Task statement
Copy every line of the data that contains the string "photo".

Input
________________

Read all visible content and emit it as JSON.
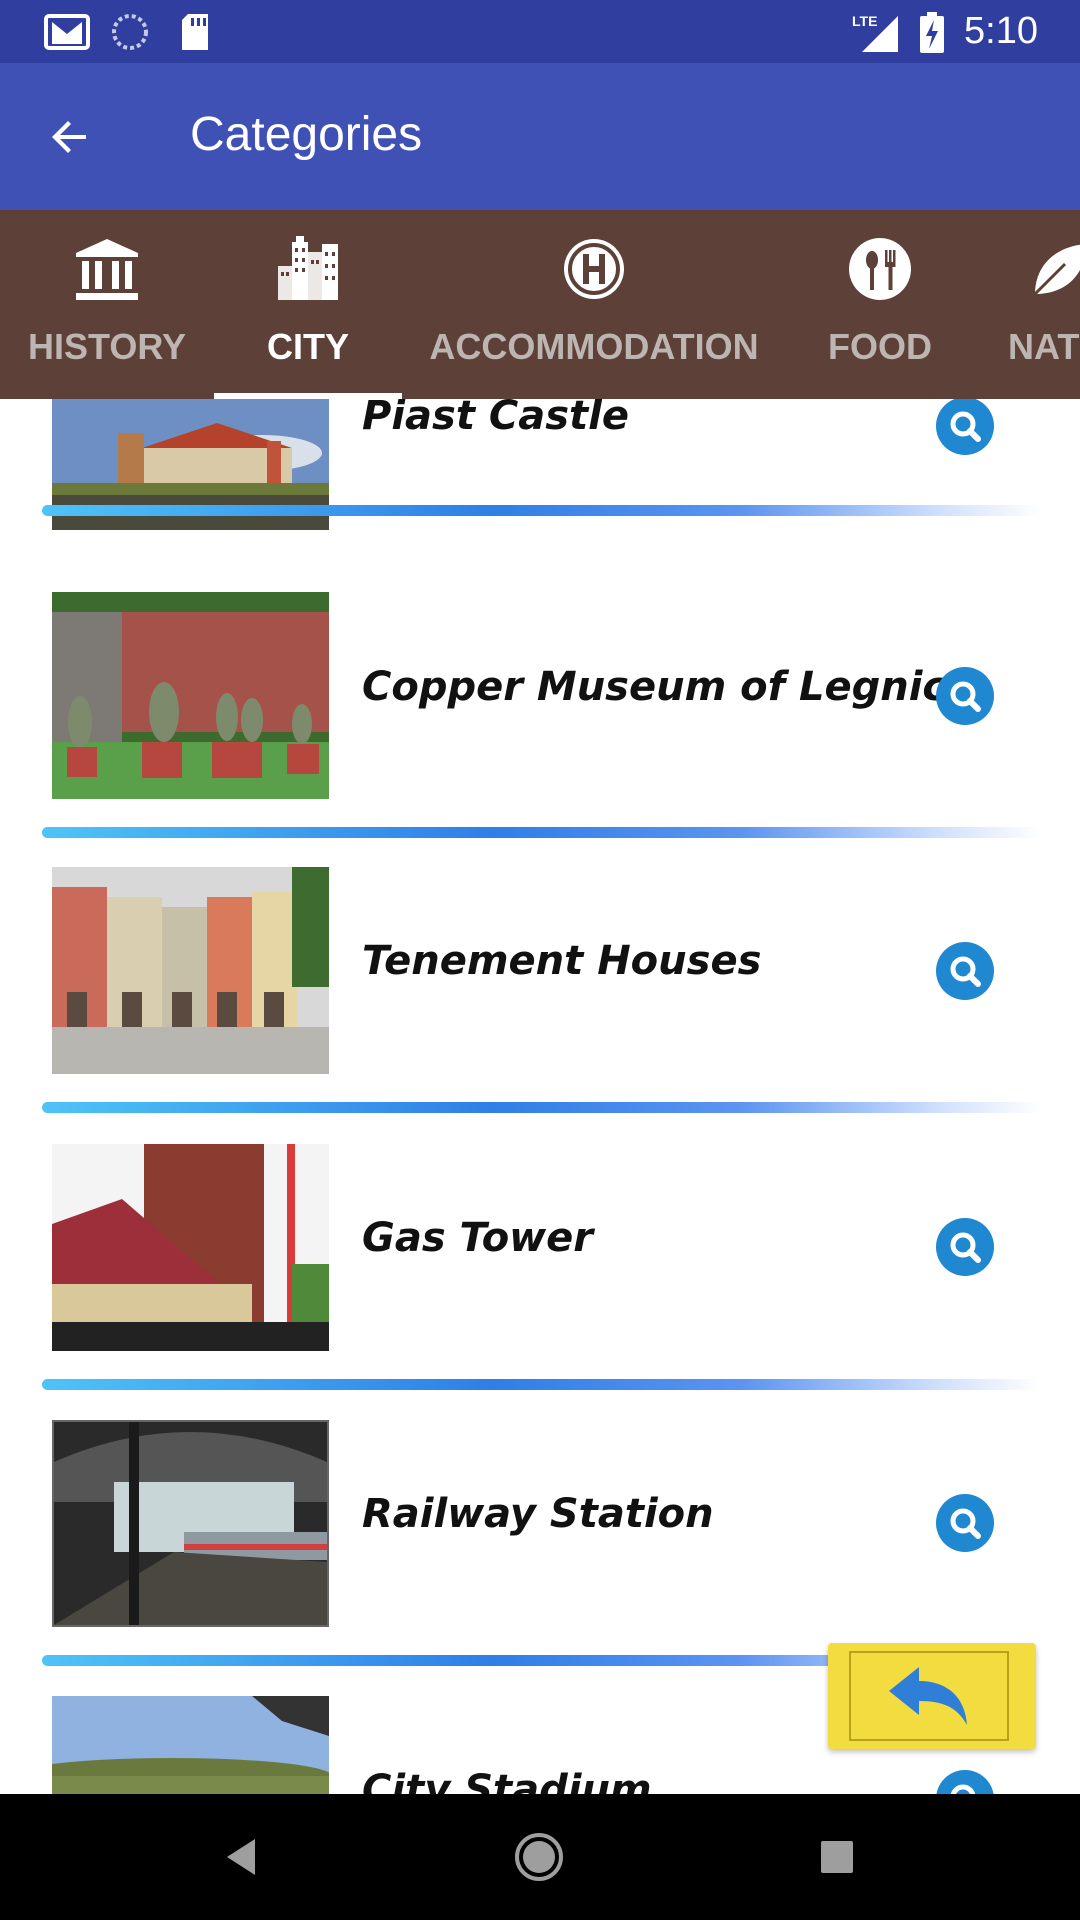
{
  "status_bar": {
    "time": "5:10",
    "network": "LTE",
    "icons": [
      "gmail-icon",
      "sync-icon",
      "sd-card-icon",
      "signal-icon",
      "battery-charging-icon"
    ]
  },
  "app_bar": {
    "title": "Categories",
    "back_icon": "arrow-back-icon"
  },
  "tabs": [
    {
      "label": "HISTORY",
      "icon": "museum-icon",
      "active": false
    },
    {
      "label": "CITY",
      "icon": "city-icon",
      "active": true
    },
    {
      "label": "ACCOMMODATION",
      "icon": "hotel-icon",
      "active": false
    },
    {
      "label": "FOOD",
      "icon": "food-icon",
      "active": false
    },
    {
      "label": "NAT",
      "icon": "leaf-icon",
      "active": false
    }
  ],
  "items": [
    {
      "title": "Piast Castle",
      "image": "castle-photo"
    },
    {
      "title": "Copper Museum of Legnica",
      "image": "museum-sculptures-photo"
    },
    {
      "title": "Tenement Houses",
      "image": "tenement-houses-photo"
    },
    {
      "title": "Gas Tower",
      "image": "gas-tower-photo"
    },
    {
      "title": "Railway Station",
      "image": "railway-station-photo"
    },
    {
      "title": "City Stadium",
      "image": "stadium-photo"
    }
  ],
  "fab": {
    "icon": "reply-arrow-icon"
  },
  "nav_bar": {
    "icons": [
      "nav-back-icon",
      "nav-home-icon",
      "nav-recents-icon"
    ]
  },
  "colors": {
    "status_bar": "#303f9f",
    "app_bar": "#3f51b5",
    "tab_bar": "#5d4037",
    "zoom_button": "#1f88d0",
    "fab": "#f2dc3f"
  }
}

________________

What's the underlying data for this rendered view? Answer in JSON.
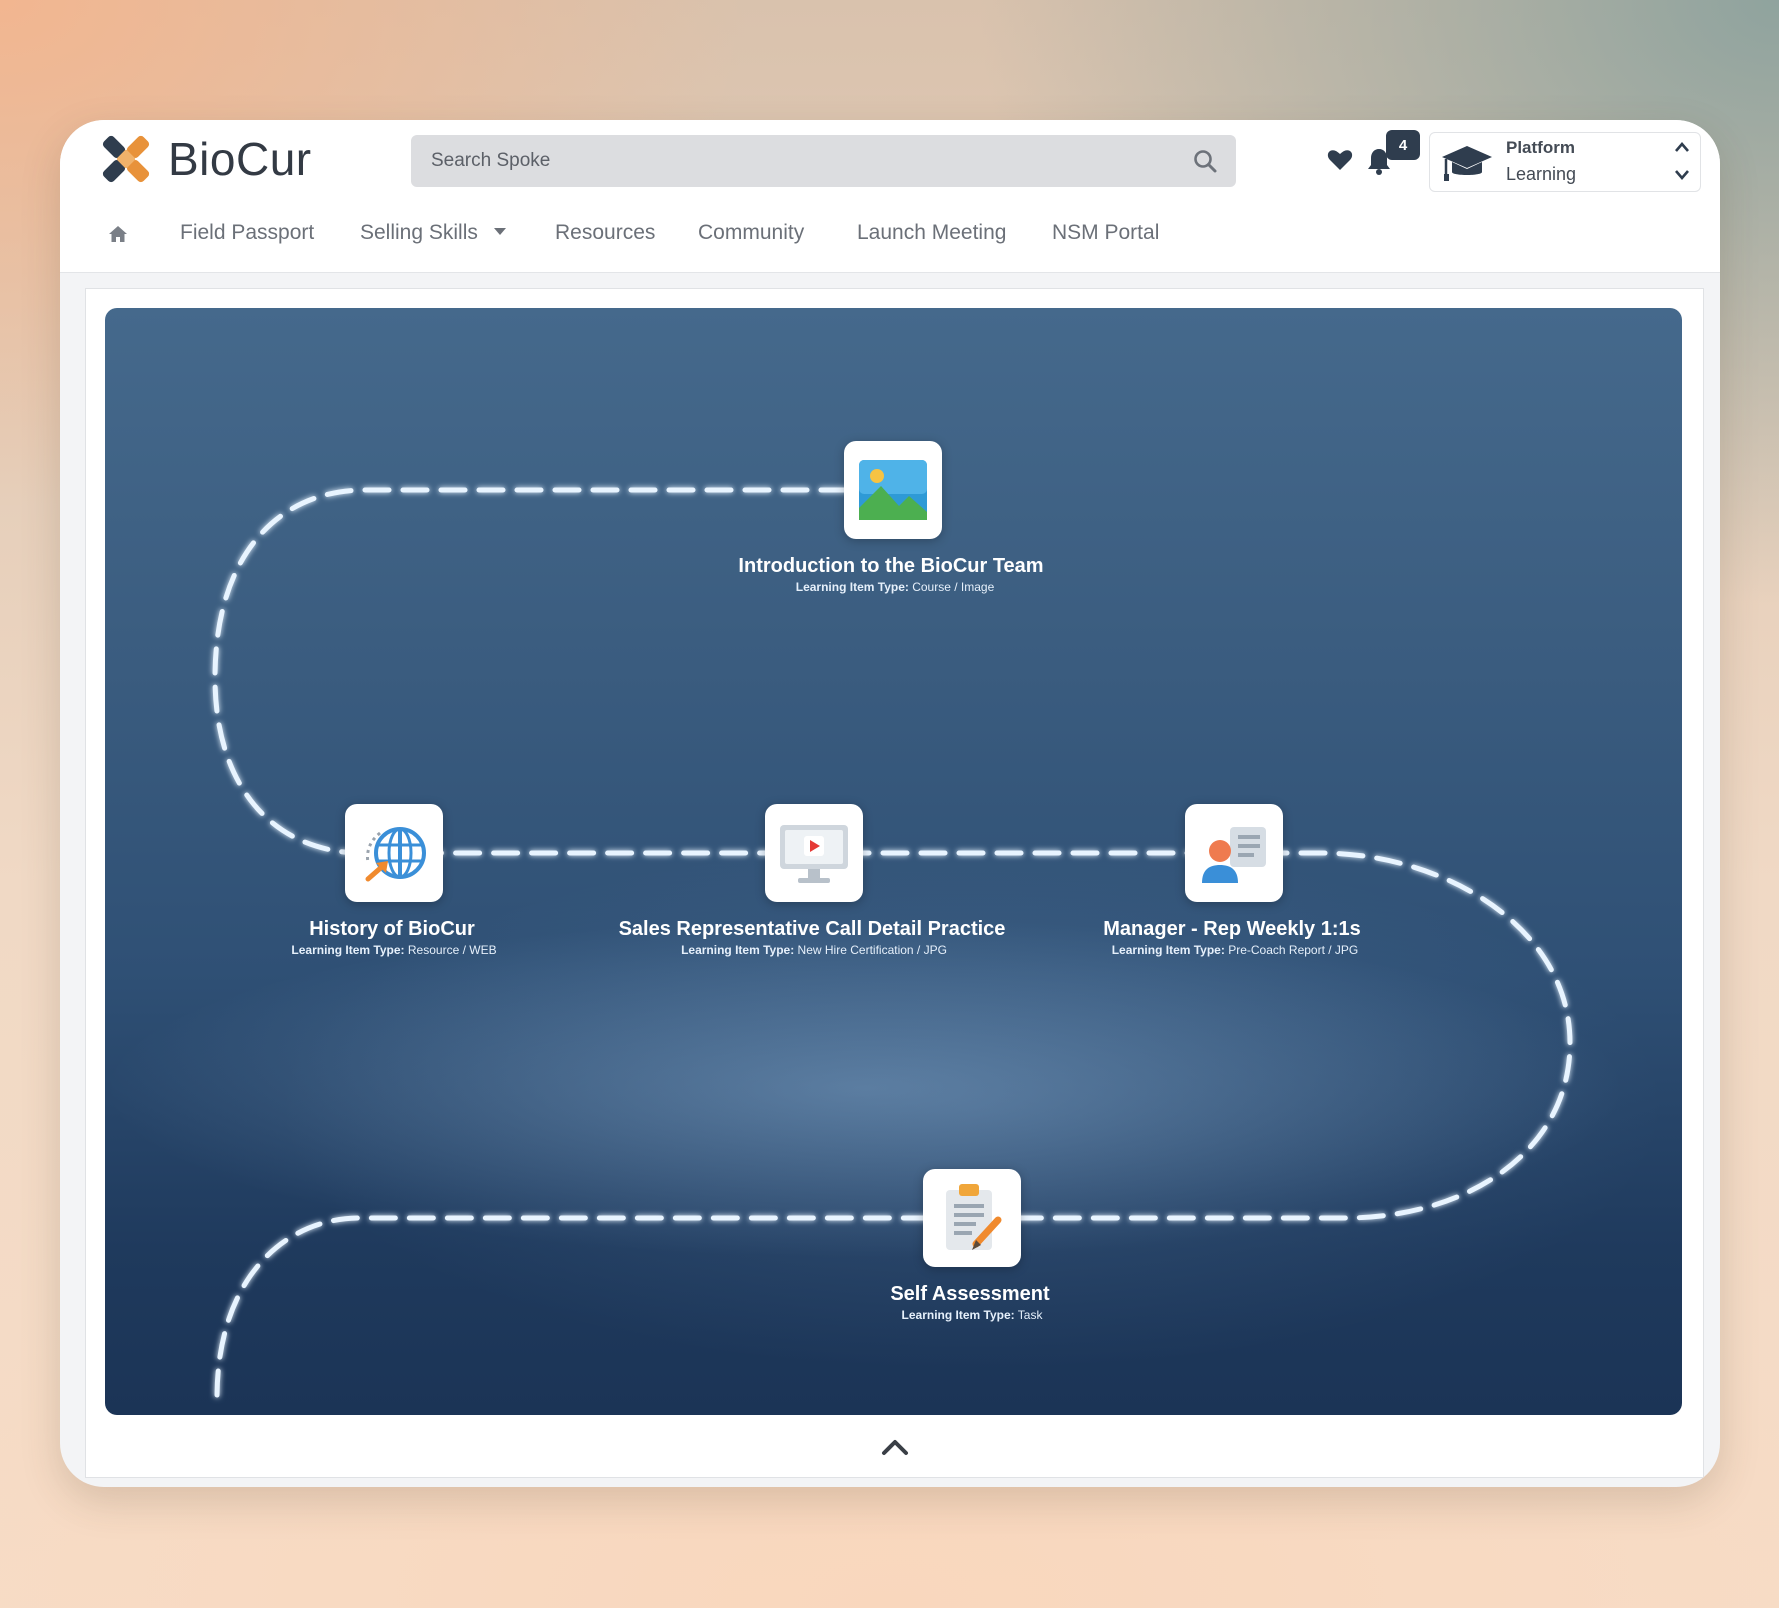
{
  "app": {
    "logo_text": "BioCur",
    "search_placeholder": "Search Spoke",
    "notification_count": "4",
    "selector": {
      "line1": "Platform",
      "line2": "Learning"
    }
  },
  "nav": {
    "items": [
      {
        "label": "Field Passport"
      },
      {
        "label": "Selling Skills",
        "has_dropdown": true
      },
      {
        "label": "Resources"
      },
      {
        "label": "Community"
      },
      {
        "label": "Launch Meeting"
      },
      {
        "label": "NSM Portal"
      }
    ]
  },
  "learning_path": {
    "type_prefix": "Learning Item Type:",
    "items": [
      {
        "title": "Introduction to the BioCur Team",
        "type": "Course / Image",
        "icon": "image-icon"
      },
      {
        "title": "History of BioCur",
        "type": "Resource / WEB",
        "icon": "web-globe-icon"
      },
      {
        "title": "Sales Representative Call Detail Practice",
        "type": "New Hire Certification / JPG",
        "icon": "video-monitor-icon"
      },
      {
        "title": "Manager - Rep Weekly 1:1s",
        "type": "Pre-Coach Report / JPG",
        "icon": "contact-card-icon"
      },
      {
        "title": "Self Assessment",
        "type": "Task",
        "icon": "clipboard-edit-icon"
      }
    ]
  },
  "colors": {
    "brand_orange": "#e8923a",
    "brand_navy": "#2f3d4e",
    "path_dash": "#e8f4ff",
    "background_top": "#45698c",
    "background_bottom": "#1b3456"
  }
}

________________

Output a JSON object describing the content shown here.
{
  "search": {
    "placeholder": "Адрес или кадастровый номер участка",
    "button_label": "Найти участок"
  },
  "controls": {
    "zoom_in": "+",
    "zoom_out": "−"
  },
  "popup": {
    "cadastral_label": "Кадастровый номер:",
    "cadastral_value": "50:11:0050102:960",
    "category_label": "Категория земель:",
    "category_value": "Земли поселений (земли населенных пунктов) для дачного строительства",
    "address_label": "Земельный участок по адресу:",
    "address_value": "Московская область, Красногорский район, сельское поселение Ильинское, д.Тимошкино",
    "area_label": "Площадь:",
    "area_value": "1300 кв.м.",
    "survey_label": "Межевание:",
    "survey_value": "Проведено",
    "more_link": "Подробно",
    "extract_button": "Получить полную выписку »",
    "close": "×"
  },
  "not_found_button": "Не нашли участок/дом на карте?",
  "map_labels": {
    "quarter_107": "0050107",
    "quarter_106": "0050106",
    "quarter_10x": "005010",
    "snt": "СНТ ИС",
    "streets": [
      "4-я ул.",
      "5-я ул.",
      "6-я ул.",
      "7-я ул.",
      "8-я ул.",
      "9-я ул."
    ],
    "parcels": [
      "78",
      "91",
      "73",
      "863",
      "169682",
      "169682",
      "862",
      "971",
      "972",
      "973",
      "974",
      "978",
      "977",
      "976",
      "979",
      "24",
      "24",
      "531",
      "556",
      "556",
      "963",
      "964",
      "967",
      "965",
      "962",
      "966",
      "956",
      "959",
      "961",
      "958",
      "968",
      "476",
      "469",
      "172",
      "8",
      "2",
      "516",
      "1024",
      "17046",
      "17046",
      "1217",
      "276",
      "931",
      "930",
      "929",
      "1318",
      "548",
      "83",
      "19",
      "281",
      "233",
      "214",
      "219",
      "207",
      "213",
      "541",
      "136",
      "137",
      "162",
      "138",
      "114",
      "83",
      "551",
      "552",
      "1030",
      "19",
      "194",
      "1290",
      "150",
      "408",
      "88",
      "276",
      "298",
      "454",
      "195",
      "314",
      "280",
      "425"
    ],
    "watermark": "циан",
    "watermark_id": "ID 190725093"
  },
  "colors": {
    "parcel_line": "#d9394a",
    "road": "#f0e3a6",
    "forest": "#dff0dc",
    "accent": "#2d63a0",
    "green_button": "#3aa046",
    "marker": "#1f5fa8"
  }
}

________________

Response
      "image": "castle-photo"
      "image": "museum-sculptures-photo"
      "image": "tenement-houses-photo"
      "image": "gas-tower-photo"
      "image": "railway-station-photo"
      "image": "stadium-photo"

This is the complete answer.